#### [文章节选]
+++

首页 > 数据库 >【GreatSQL优化器-07】mm tree

【GreatSQL优化器-07】mm tree

时间:2024-12-18 10:24:49浏览次数:5  
标签:mm tree GreatSQL flag key c2 SEL

【GreatSQL优化器-07】mm tree

一、mm tree介绍

GreatSQL 的优化器主要用 mm tree 也就是 min-max tree 来确定条件的范围,然后根据不同索引的范围值来计算 cost,选取 cost 最小的索引来执行SQL。

下面用一个简单的例子来说明 mm tree 是什么。

greatsql> CREATE TABLE t1 (c1 INT PRIMARY KEY, c2 INT,date1 DATETIME);
greatsql> INSERT INTO t1 VALUES (1,10,'2021-03-25 16:44:00.123456'),(2,1,'2022-03-26 16:44:00.123456'),(3,4,'2023-03-27 16:44:00.123456'),(5,5,'2024-03-25 16:44:00.123456'),(7,null,'2020-03-25 16:44:00.123456'),(8,10,'2020-10-25 16:44:00.123456'),(11,16,'2023-03-25 16:44:00.123456');
greatsql> CREATE TABLE t2 (cc1 INT PRIMARY KEY, cc2 INT);
greatsql> INSERT INTO t2 VALUES (1,3),(2,1),(3,2),(4,3),(5,15);
greatsql> CREATE TABLE t3 (ccc1 INT, ccc2 varchar(100));
greatsql> INSERT INTO t3 VALUES (1,'aa1'),(2,'bb1'),(3,'cc1'),(4,'dd1'),(null,'ee');
greatsql> CREATE INDEX idx1 ON t1(c2);
greatsql> CREATE INDEX idx2 ON t1(c2,date1);
greatsql> CREATE INDEX idx2_1 ON t2(cc2);
greatsql> CREATE INDEX idx3_1 ON t3(ccc1);

greatsql> EXPLAIN SELECT * FROM t1 WHERE (c1=1 AND c2<10) OR (c2<6 AND date1 < '2023-03-27 16:44:00.123456') OR (c2>10 and c2<15 AND c1>0);
                  "analyzing_range_alternatives": {
                    "range_scan_alternatives": [
                      {
                        "index": "idx1",
                        "ranges": [ # 这里面就是一个mm tree二叉树结果
                          "NULL < c2 < 6",
                          "6 <= c2 < 10",
                          "10 < c2 < 15"

+++

#### [练习任务]
1/ 根据这篇 mm tree 介绍,mm tree 的全称是什么?
2/ 对照这篇 mm tree 介绍,判断以下说法是否与原文一致:(a) 索引 idx2 建在表 t1 的 c2 和 date1 两列上;(b) 优化器会选取 cost 最大的索引来执行 SQL;(c) 索引 idx3_1 建在表 t2 上。
3/ 从这篇 mm tree 介绍最后显示的内容往下续写。
后面的数据行是另一份独立材料,与上文无关。

#### [数据行]
+++

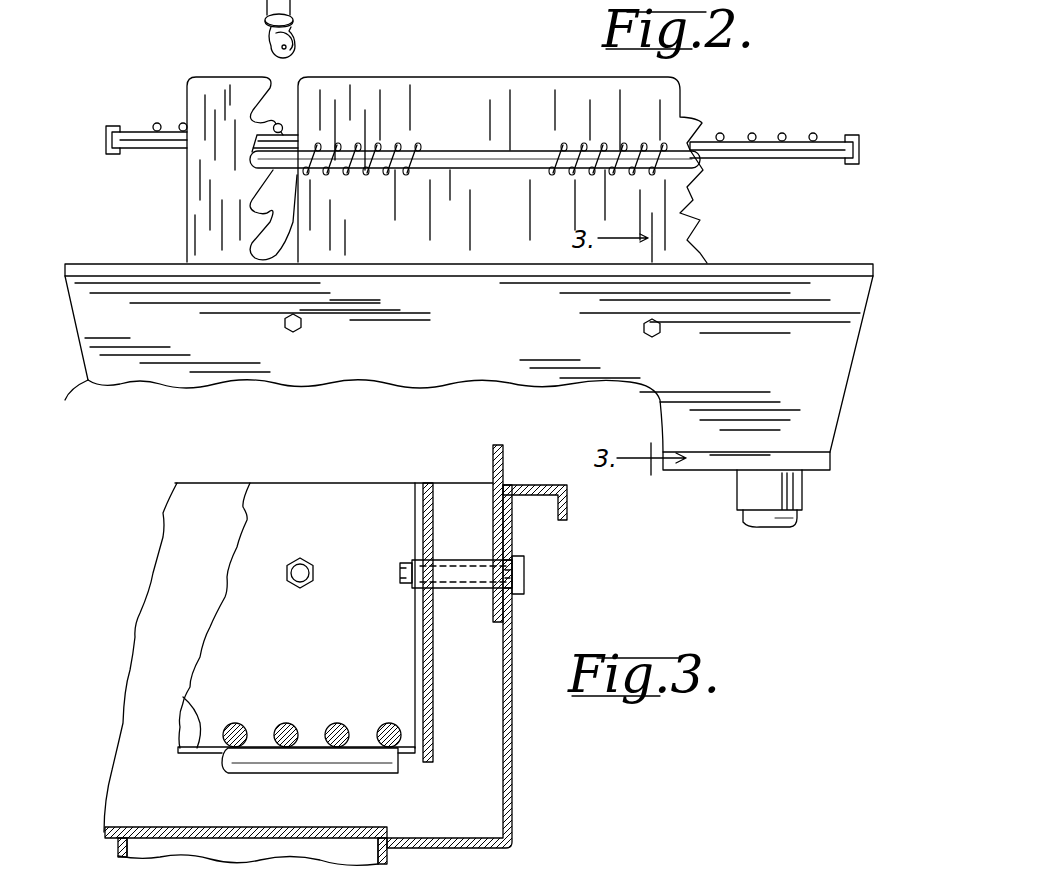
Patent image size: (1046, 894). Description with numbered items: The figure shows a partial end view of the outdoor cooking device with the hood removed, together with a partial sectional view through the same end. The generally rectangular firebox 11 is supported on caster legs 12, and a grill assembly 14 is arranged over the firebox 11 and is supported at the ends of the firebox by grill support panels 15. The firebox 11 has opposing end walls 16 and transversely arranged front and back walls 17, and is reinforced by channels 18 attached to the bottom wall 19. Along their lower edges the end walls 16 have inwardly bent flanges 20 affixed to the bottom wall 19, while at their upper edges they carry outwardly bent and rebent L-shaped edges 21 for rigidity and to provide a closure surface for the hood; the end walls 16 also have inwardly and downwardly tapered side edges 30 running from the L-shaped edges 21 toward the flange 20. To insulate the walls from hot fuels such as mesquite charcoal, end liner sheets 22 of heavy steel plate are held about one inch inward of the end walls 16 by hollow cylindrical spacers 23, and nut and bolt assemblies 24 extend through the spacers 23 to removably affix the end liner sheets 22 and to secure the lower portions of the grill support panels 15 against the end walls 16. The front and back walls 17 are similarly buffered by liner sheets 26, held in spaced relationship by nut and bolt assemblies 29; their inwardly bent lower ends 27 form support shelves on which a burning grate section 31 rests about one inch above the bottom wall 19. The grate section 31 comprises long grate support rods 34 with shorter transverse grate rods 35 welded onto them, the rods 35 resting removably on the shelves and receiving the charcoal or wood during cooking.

+++

#### [参考答案]
1/ min-max tree。

2/
(a) 是。原文为"CREATE INDEX idx2 ON t1(c2,date1);"。
(b) 否。原文为"选取 cost 最小的索引来执行SQL"。
(c) 否。原文为"CREATE INDEX idx3_1 ON t3(ccc1);"。

3/
                        ],
                        "index_dives_for_eq_ranges": true,
                        "rowid_ordered": false,
                        "using_mrr": false,
                        "index_only": false,
                        "in_memory": 1,
                        "rows": 5,
                        "cost": 8.51,
                        "chosen": false,
                        "cause": "cost"
                      },
                      {
                        "index": "idx2",
                        "ranges": [ # 这里面就是一个mm tree二叉树结果
                          "NULL < c2 < 6",
                          "6 <= c2 < 10",
                          "10 < c2 < 15"
                        ],
                        "index_dives_for_eq_ranges": true, # 用范围扫描来估计cost,这个涉及到index dives,下一期讲
                        "rowid_ordered": false,
                        "using_mrr": false,
                        "index_only": true,
                        "in_memory": 1,
                        "rows": 5, # 这里的意思是在 c2<15 范围内有5条记录
                        "cost": 0.761828,
                        "chosen": true
                      }
                    ],
                    "analyzing_roworder_intersect": {
                      "usable": false,
                      "cause": "too_few_roworder_scans"
                    }
                  },
                  "chosen_range_access_summary": {
                    "range_access_plan": {
                      "type": "range_scan",
                      "index": "idx2",
                      "rows": 5,
                      "ranges": [
                        "NULL < c2 < 6",
                        "6 <= c2 < 10",
                        "10 < c2 < 15"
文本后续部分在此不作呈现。